> [Exercise requirements]:
Your task is to print all of the data word for word.

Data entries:
·····

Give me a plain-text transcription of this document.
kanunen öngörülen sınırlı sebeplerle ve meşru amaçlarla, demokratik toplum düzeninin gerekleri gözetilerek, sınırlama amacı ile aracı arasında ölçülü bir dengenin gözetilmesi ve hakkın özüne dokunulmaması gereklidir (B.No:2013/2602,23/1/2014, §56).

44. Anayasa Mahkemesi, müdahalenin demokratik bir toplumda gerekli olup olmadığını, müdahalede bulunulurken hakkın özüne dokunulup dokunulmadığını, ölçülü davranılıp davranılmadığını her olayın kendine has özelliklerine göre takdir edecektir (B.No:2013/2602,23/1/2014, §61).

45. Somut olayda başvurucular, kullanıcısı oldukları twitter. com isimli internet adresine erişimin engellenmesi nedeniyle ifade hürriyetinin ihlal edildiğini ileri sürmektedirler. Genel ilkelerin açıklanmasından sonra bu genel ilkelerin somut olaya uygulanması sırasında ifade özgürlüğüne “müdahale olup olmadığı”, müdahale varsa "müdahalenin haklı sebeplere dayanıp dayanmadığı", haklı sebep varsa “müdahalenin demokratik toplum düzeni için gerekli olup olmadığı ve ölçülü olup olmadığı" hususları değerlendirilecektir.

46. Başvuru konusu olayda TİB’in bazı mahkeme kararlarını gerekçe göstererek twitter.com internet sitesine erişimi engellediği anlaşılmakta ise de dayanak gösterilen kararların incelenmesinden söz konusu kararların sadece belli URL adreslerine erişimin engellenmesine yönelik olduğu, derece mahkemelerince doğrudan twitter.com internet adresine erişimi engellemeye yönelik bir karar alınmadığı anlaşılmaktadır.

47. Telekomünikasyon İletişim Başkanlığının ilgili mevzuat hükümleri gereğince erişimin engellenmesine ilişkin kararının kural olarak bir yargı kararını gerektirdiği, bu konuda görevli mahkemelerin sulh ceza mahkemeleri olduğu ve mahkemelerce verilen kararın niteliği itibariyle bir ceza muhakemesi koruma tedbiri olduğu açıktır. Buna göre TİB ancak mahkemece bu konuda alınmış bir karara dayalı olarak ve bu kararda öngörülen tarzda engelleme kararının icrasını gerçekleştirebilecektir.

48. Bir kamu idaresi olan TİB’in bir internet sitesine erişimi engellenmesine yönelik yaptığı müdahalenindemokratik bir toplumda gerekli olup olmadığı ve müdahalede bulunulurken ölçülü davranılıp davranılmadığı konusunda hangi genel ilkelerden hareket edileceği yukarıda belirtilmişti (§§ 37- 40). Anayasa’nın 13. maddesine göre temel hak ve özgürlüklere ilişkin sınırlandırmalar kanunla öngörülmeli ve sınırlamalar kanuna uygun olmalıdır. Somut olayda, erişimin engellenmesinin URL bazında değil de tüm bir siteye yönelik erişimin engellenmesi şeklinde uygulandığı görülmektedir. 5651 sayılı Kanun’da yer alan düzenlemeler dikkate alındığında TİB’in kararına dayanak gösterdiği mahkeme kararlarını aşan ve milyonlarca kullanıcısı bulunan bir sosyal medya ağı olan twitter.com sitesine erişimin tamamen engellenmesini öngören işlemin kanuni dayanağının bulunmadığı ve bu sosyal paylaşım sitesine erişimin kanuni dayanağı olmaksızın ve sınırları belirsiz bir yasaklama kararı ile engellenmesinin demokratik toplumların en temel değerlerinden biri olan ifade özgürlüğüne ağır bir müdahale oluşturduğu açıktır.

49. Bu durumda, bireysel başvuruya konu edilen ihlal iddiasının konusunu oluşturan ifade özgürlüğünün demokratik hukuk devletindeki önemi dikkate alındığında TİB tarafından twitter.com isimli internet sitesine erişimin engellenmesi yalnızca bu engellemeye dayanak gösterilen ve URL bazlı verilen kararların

·····

> [Exercise output]:
Give me a plain-text transcription of this document.
kanunen öngörülen sınırlı sebeplerle ve meşru amaçlarla, demokratik toplum düzeninin gerekleri gözetilerek, sınırlama amacı ile aracı arasında ölçülü bir dengenin gözetilmesi ve hakkın özüne dokunulmaması gereklidir (B.No:2013/2602,23/1/2014, §56).

44. Anayasa Mahkemesi, müdahalenin demokratik bir toplumda gerekli olup olmadığını, müdahalede bulunulurken hakkın özüne dokunulup dokunulmadığını, ölçülü davranılıp davranılmadığını her olayın kendine has özelliklerine göre takdir edecektir (B.No:2013/2602,23/1/2014, §61).

45. Somut olayda başvurucular, kullanıcısı oldukları twitter. com isimli internet adresine erişimin engellenmesi nedeniyle ifade hürriyetinin ihlal edildiğini ileri sürmektedirler. Genel ilkelerin açıklanmasından sonra bu genel ilkelerin somut olaya uygulanması sırasında ifade özgürlüğüne “müdahale olup olmadığı”, müdahale varsa "müdahalenin haklı sebeplere dayanıp dayanmadığı", haklı sebep varsa “müdahalenin demokratik toplum düzeni için gerekli olup olmadığı ve ölçülü olup olmadığı" hususları değerlendirilecektir.

46. Başvuru konusu olayda TİB’in bazı mahkeme kararlarını gerekçe göstererek twitter.com internet sitesine erişimi engellediği anlaşılmakta ise de dayanak gösterilen kararların incelenmesinden söz konusu kararların sadece belli URL adreslerine erişimin engellenmesine yönelik olduğu, derece mahkemelerince doğrudan twitter.com internet adresine erişimi engellemeye yönelik bir karar alınmadığı anlaşılmaktadır.

47. Telekomünikasyon İletişim Başkanlığının ilgili mevzuat hükümleri gereğince erişimin engellenmesine ilişkin kararının kural olarak bir yargı kararını gerektirdiği, bu konuda görevli mahkemelerin sulh ceza mahkemeleri olduğu ve mahkemelerce verilen kararın niteliği itibariyle bir ceza muhakemesi koruma tedbiri olduğu açıktır. Buna göre TİB ancak mahkemece bu konuda alınmış bir karara dayalı olarak ve bu kararda öngörülen tarzda engelleme kararının icrasını gerçekleştirebilecektir.

48. Bir kamu idaresi olan TİB’in bir internet sitesine erişimi engellenmesine yönelik yaptığı müdahalenindemokratik bir toplumda gerekli olup olmadığı ve müdahalede bulunulurken ölçülü davranılıp davranılmadığı konusunda hangi genel ilkelerden hareket edileceği yukarıda belirtilmişti (§§ 37- 40). Anayasa’nın 13. maddesine göre temel hak ve özgürlüklere ilişkin sınırlandırmalar kanunla öngörülmeli ve sınırlamalar kanuna uygun olmalıdır. Somut olayda, erişimin engellenmesinin URL bazında değil de tüm bir siteye yönelik erişimin engellenmesi şeklinde uygulandığı görülmektedir. 5651 sayılı Kanun’da yer alan düzenlemeler dikkate alındığında TİB’in kararına dayanak gösterdiği mahkeme kararlarını aşan ve milyonlarca kullanıcısı bulunan bir sosyal medya ağı olan twitter.com sitesine erişimin tamamen engellenmesini öngören işlemin kanuni dayanağının bulunmadığı ve bu sosyal paylaşım sitesine erişimin kanuni dayanağı olmaksızın ve sınırları belirsiz bir yasaklama kararı ile engellenmesinin demokratik toplumların en temel değerlerinden biri olan ifade özgürlüğüne ağır bir müdahale oluşturduğu açıktır.

49. Bu durumda, bireysel başvuruya konu edilen ihlal iddiasının konusunu oluşturan ifade özgürlüğünün demokratik hukuk devletindeki önemi dikkate alındığında TİB tarafından twitter.com isimli internet sitesine erişimin engellenmesi yalnızca bu engellemeye dayanak gösterilen ve URL bazlı verilen kararların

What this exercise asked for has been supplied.